● Given problem
Gather all lines in the data that hold the string "this".

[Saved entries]
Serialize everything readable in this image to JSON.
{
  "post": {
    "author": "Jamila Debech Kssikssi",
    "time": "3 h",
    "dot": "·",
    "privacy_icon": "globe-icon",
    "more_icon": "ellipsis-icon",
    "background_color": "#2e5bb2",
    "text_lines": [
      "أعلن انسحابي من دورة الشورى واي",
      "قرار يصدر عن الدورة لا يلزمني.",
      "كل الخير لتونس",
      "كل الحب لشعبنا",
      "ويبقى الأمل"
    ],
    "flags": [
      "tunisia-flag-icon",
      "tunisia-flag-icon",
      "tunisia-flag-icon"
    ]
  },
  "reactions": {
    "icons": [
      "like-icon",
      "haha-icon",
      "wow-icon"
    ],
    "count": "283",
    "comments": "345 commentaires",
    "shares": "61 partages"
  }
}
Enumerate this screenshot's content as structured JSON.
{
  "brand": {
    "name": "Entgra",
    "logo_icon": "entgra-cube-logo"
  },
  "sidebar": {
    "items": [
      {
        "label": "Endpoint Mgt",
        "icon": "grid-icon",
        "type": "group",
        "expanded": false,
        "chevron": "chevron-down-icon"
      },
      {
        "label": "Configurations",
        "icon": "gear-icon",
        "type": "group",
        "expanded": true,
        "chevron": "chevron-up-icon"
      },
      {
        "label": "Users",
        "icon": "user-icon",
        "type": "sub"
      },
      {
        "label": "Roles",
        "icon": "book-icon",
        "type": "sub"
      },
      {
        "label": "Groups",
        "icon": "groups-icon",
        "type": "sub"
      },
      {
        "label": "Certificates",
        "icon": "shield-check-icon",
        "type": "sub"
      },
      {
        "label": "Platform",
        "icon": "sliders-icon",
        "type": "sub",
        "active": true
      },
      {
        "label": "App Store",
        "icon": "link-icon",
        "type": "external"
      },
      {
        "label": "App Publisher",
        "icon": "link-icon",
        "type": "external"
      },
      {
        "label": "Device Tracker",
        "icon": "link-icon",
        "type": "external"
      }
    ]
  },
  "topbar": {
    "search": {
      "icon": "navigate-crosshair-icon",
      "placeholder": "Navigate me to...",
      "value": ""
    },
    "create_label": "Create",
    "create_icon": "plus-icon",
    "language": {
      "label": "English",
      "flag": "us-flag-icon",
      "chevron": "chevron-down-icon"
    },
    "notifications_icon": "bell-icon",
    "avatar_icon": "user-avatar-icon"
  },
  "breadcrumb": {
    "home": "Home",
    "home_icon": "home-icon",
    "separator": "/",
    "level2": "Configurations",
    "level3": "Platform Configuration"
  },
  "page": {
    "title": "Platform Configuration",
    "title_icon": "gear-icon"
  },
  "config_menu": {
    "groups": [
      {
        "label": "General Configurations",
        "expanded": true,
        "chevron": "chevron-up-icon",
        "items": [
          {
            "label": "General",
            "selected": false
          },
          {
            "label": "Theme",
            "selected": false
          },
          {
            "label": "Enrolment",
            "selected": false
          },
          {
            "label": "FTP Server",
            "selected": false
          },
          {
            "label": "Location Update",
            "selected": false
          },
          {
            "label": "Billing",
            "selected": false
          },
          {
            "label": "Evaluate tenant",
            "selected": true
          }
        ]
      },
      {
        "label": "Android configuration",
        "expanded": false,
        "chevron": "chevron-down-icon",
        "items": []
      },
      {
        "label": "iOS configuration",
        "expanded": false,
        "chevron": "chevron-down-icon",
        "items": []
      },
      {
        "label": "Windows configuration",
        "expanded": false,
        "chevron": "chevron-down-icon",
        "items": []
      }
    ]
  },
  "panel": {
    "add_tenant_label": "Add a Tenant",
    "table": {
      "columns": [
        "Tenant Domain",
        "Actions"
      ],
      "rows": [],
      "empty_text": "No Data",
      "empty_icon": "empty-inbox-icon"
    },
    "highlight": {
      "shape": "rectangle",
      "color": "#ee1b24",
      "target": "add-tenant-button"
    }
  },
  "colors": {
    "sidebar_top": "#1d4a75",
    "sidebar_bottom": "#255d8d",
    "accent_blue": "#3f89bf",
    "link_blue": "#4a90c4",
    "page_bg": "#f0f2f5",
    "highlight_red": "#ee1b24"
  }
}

● Written response
Serialize everything readable in this image to JSON.
Enumerate this screenshot's content as structured JSON.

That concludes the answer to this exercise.